Task goal: Find all the lines with "Type" and gather them.

[Records contained in a dataset]
^^^^^^^^

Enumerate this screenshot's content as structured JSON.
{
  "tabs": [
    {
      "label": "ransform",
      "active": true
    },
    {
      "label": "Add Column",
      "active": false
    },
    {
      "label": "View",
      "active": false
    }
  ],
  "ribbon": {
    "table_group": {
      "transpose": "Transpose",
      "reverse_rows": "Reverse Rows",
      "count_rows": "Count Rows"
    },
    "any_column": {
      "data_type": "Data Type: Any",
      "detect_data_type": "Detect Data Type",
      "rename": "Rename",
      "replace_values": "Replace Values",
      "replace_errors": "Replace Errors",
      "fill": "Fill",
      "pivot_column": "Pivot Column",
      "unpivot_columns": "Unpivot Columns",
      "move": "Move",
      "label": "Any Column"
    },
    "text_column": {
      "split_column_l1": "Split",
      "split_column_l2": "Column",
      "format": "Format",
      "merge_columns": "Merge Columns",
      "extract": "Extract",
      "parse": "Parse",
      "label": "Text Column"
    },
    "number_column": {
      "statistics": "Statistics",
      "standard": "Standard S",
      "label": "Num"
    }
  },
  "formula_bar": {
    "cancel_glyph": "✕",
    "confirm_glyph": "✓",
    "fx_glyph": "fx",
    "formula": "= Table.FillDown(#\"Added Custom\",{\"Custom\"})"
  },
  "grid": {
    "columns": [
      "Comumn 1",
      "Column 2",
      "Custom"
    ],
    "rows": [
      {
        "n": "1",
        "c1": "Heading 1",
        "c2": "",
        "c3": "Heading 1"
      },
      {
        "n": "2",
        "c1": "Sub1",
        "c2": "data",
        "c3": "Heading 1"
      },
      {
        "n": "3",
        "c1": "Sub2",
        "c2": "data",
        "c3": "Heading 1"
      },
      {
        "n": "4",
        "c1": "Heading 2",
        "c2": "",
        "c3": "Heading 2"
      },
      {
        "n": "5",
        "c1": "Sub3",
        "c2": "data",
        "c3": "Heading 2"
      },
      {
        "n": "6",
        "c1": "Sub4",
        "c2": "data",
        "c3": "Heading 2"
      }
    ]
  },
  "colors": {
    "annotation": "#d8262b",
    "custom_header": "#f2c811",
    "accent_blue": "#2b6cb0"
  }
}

^^^^^^^^

Answer to this exercise:
      "data_type": "Data Type: Any",
      "detect_data_type": "Detect Data Type",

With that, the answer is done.